→ **GIVEN TASK**:
Examine each line of the data. Copy those that contain the string "Detect".

+++ EXTRACTED RECORDS

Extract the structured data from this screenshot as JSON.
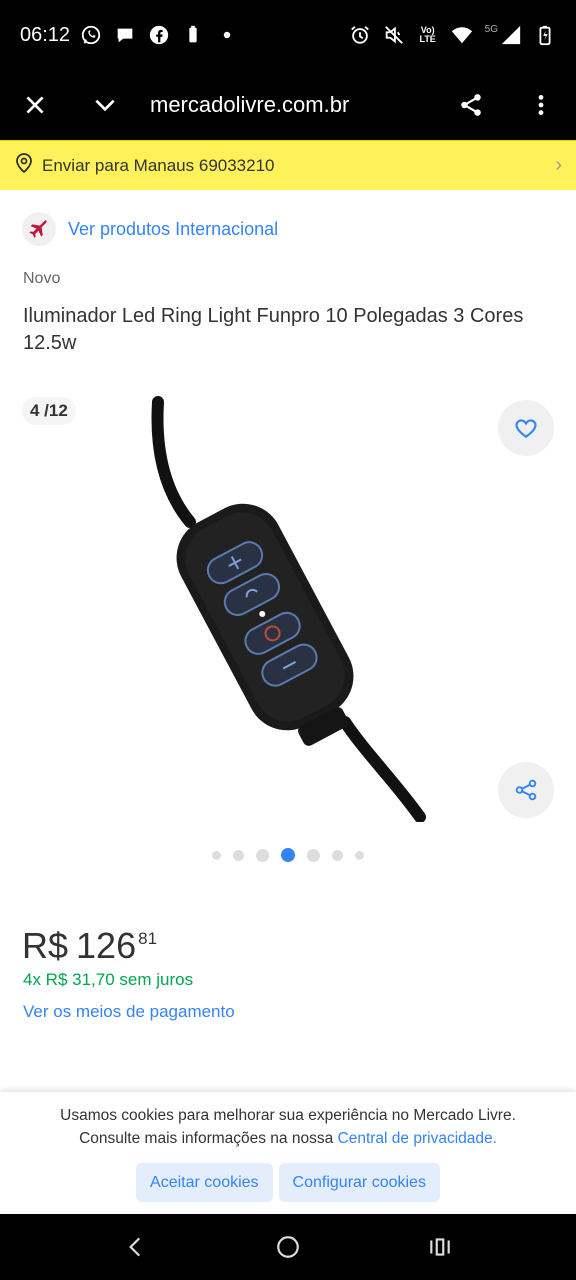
{
  "status_bar": {
    "time": "06:12",
    "left_icons": [
      "whatsapp-icon",
      "chat-bubble-icon",
      "facebook-icon",
      "battery-saver-icon",
      "dot-icon"
    ],
    "right_icons": [
      "alarm-icon",
      "mute-icon",
      "volte-icon",
      "wifi-icon",
      "signal-icon",
      "battery-icon"
    ],
    "volte_label": "Vo) LTE",
    "network_label": "5G"
  },
  "browser": {
    "url": "mercadolivre.com.br",
    "close_icon": "close-icon",
    "menu_icon": "chevron-down-icon",
    "share_icon": "share-icon",
    "more_icon": "more-vertical-icon"
  },
  "shipping_banner": {
    "text": "Enviar para Manaus 69033210",
    "chevron": "›"
  },
  "international": {
    "link": "Ver produtos Internacional"
  },
  "product": {
    "condition": "Novo",
    "title": "Iluminador Led Ring Light Funpro 10 Polegadas 3 Cores 12.5w",
    "image_counter": "4 /12",
    "current_image": 4,
    "total_images": 12
  },
  "price": {
    "currency": "R$",
    "integer": "126",
    "cents": "81",
    "installments": "4x R$ 31,70 sem juros",
    "payment_link": "Ver os meios de pagamento"
  },
  "cookie_banner": {
    "line1": "Usamos cookies para melhorar sua experiência no Mercado Livre.",
    "line2_prefix": "Consulte mais informações na nossa",
    "line2_link": "Central de privacidade.",
    "accept": "Aceitar cookies",
    "configure": "Configurar cookies"
  },
  "colors": {
    "brand_yellow": "#fff159",
    "link_blue": "#3483fa",
    "success_green": "#00a650",
    "button_bg": "#e3edfb"
  },
  "nav_bar": {
    "icons": [
      "back-icon",
      "home-icon",
      "recents-icon"
    ]
  }
}
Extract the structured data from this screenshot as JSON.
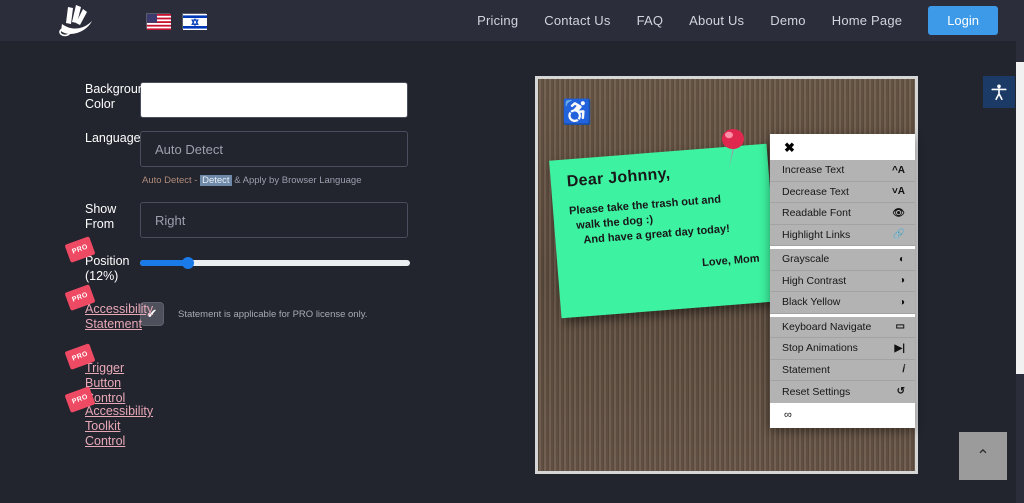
{
  "nav": {
    "logo_icon": "feather-pen-logo",
    "flags": [
      {
        "name": "flag-us",
        "label": "English (US)"
      },
      {
        "name": "flag-il",
        "label": "Hebrew (Israel)"
      }
    ],
    "links": [
      "Pricing",
      "Contact Us",
      "FAQ",
      "About Us",
      "Demo",
      "Home Page"
    ],
    "login_label": "Login",
    "accent": "#3c9ae8"
  },
  "settings": {
    "background_color": {
      "label": "Background Color",
      "value": "",
      "swatch": "#ffffff"
    },
    "language": {
      "label": "Language",
      "value": "Auto Detect",
      "hint_prefix": "Auto Detect - ",
      "hint_selected": "Detect",
      "hint_suffix": " & Apply by Browser Language"
    },
    "show_from": {
      "label": "Show From",
      "value": "Right"
    },
    "position": {
      "label": "Position (12%)",
      "percent": 12,
      "pro": true
    },
    "accessibility_statement": {
      "label": "Accessibility Statement",
      "pro": true,
      "checked": true,
      "note": "Statement is applicable for PRO license only."
    },
    "trigger_button_control": {
      "label": "Trigger Button Control",
      "pro": true
    },
    "accessibility_toolkit_control": {
      "label": "Accessibility Toolkit Control",
      "pro": true
    },
    "pro_badge": "PRO"
  },
  "demo": {
    "wheelchair_icon": "♿",
    "note": {
      "greeting": "Dear Johnny,",
      "line1": "Please take the trash out and",
      "line2": "walk the dog :)",
      "line3": "And have a great day today!",
      "signature": "Love, Mom"
    }
  },
  "toolkit": {
    "close_icon": "✖",
    "items": [
      {
        "label": "Increase Text",
        "icon": "^A"
      },
      {
        "label": "Decrease Text",
        "icon": "˅A"
      },
      {
        "label": "Readable Font",
        "icon": "👁"
      },
      {
        "label": "Highlight Links",
        "icon": "🔗"
      },
      {
        "label": "Grayscale",
        "icon": "◐"
      },
      {
        "label": "High Contrast",
        "icon": "◑"
      },
      {
        "label": "Black Yellow",
        "icon": "◑"
      },
      {
        "label": "Keyboard Navigate",
        "icon": "▭"
      },
      {
        "label": "Stop Animations",
        "icon": "▶|"
      },
      {
        "label": "Statement",
        "icon": "𝑖"
      },
      {
        "label": "Reset Settings",
        "icon": "↺"
      }
    ],
    "separator_after": [
      3,
      6
    ],
    "footer_icon": "∞"
  },
  "floating": {
    "a11y_trigger_icon": "accessibility-person-icon",
    "scroll_top_icon": "⌃"
  }
}
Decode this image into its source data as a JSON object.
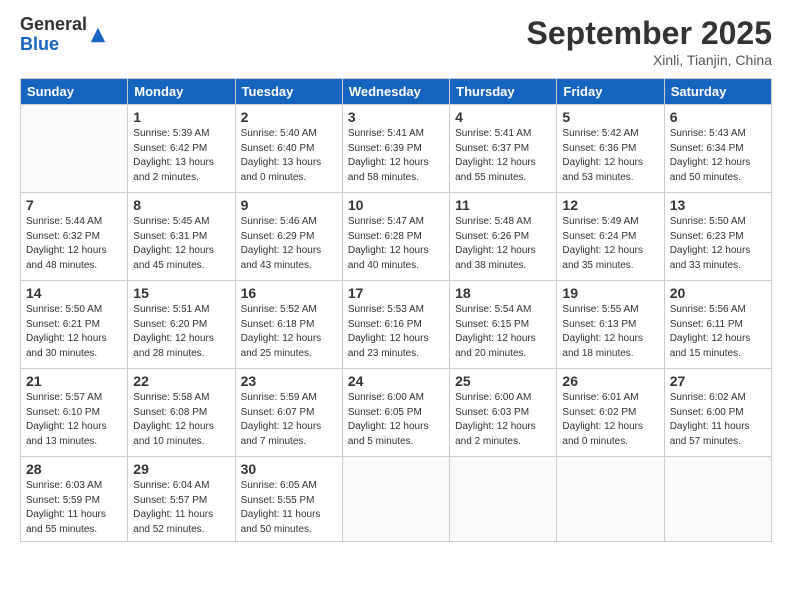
{
  "header": {
    "logo_line1": "General",
    "logo_line2": "Blue",
    "month": "September 2025",
    "location": "Xinli, Tianjin, China"
  },
  "weekdays": [
    "Sunday",
    "Monday",
    "Tuesday",
    "Wednesday",
    "Thursday",
    "Friday",
    "Saturday"
  ],
  "weeks": [
    [
      {
        "day": "",
        "info": ""
      },
      {
        "day": "1",
        "info": "Sunrise: 5:39 AM\nSunset: 6:42 PM\nDaylight: 13 hours\nand 2 minutes."
      },
      {
        "day": "2",
        "info": "Sunrise: 5:40 AM\nSunset: 6:40 PM\nDaylight: 13 hours\nand 0 minutes."
      },
      {
        "day": "3",
        "info": "Sunrise: 5:41 AM\nSunset: 6:39 PM\nDaylight: 12 hours\nand 58 minutes."
      },
      {
        "day": "4",
        "info": "Sunrise: 5:41 AM\nSunset: 6:37 PM\nDaylight: 12 hours\nand 55 minutes."
      },
      {
        "day": "5",
        "info": "Sunrise: 5:42 AM\nSunset: 6:36 PM\nDaylight: 12 hours\nand 53 minutes."
      },
      {
        "day": "6",
        "info": "Sunrise: 5:43 AM\nSunset: 6:34 PM\nDaylight: 12 hours\nand 50 minutes."
      }
    ],
    [
      {
        "day": "7",
        "info": "Sunrise: 5:44 AM\nSunset: 6:32 PM\nDaylight: 12 hours\nand 48 minutes."
      },
      {
        "day": "8",
        "info": "Sunrise: 5:45 AM\nSunset: 6:31 PM\nDaylight: 12 hours\nand 45 minutes."
      },
      {
        "day": "9",
        "info": "Sunrise: 5:46 AM\nSunset: 6:29 PM\nDaylight: 12 hours\nand 43 minutes."
      },
      {
        "day": "10",
        "info": "Sunrise: 5:47 AM\nSunset: 6:28 PM\nDaylight: 12 hours\nand 40 minutes."
      },
      {
        "day": "11",
        "info": "Sunrise: 5:48 AM\nSunset: 6:26 PM\nDaylight: 12 hours\nand 38 minutes."
      },
      {
        "day": "12",
        "info": "Sunrise: 5:49 AM\nSunset: 6:24 PM\nDaylight: 12 hours\nand 35 minutes."
      },
      {
        "day": "13",
        "info": "Sunrise: 5:50 AM\nSunset: 6:23 PM\nDaylight: 12 hours\nand 33 minutes."
      }
    ],
    [
      {
        "day": "14",
        "info": "Sunrise: 5:50 AM\nSunset: 6:21 PM\nDaylight: 12 hours\nand 30 minutes."
      },
      {
        "day": "15",
        "info": "Sunrise: 5:51 AM\nSunset: 6:20 PM\nDaylight: 12 hours\nand 28 minutes."
      },
      {
        "day": "16",
        "info": "Sunrise: 5:52 AM\nSunset: 6:18 PM\nDaylight: 12 hours\nand 25 minutes."
      },
      {
        "day": "17",
        "info": "Sunrise: 5:53 AM\nSunset: 6:16 PM\nDaylight: 12 hours\nand 23 minutes."
      },
      {
        "day": "18",
        "info": "Sunrise: 5:54 AM\nSunset: 6:15 PM\nDaylight: 12 hours\nand 20 minutes."
      },
      {
        "day": "19",
        "info": "Sunrise: 5:55 AM\nSunset: 6:13 PM\nDaylight: 12 hours\nand 18 minutes."
      },
      {
        "day": "20",
        "info": "Sunrise: 5:56 AM\nSunset: 6:11 PM\nDaylight: 12 hours\nand 15 minutes."
      }
    ],
    [
      {
        "day": "21",
        "info": "Sunrise: 5:57 AM\nSunset: 6:10 PM\nDaylight: 12 hours\nand 13 minutes."
      },
      {
        "day": "22",
        "info": "Sunrise: 5:58 AM\nSunset: 6:08 PM\nDaylight: 12 hours\nand 10 minutes."
      },
      {
        "day": "23",
        "info": "Sunrise: 5:59 AM\nSunset: 6:07 PM\nDaylight: 12 hours\nand 7 minutes."
      },
      {
        "day": "24",
        "info": "Sunrise: 6:00 AM\nSunset: 6:05 PM\nDaylight: 12 hours\nand 5 minutes."
      },
      {
        "day": "25",
        "info": "Sunrise: 6:00 AM\nSunset: 6:03 PM\nDaylight: 12 hours\nand 2 minutes."
      },
      {
        "day": "26",
        "info": "Sunrise: 6:01 AM\nSunset: 6:02 PM\nDaylight: 12 hours\nand 0 minutes."
      },
      {
        "day": "27",
        "info": "Sunrise: 6:02 AM\nSunset: 6:00 PM\nDaylight: 11 hours\nand 57 minutes."
      }
    ],
    [
      {
        "day": "28",
        "info": "Sunrise: 6:03 AM\nSunset: 5:59 PM\nDaylight: 11 hours\nand 55 minutes."
      },
      {
        "day": "29",
        "info": "Sunrise: 6:04 AM\nSunset: 5:57 PM\nDaylight: 11 hours\nand 52 minutes."
      },
      {
        "day": "30",
        "info": "Sunrise: 6:05 AM\nSunset: 5:55 PM\nDaylight: 11 hours\nand 50 minutes."
      },
      {
        "day": "",
        "info": ""
      },
      {
        "day": "",
        "info": ""
      },
      {
        "day": "",
        "info": ""
      },
      {
        "day": "",
        "info": ""
      }
    ]
  ]
}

++++++

→ **ANSWER IN FULL**:
      "value": "Auto Detect",
      "hint_prefix": "Auto Detect - ",
      "hint_selected": "Detect",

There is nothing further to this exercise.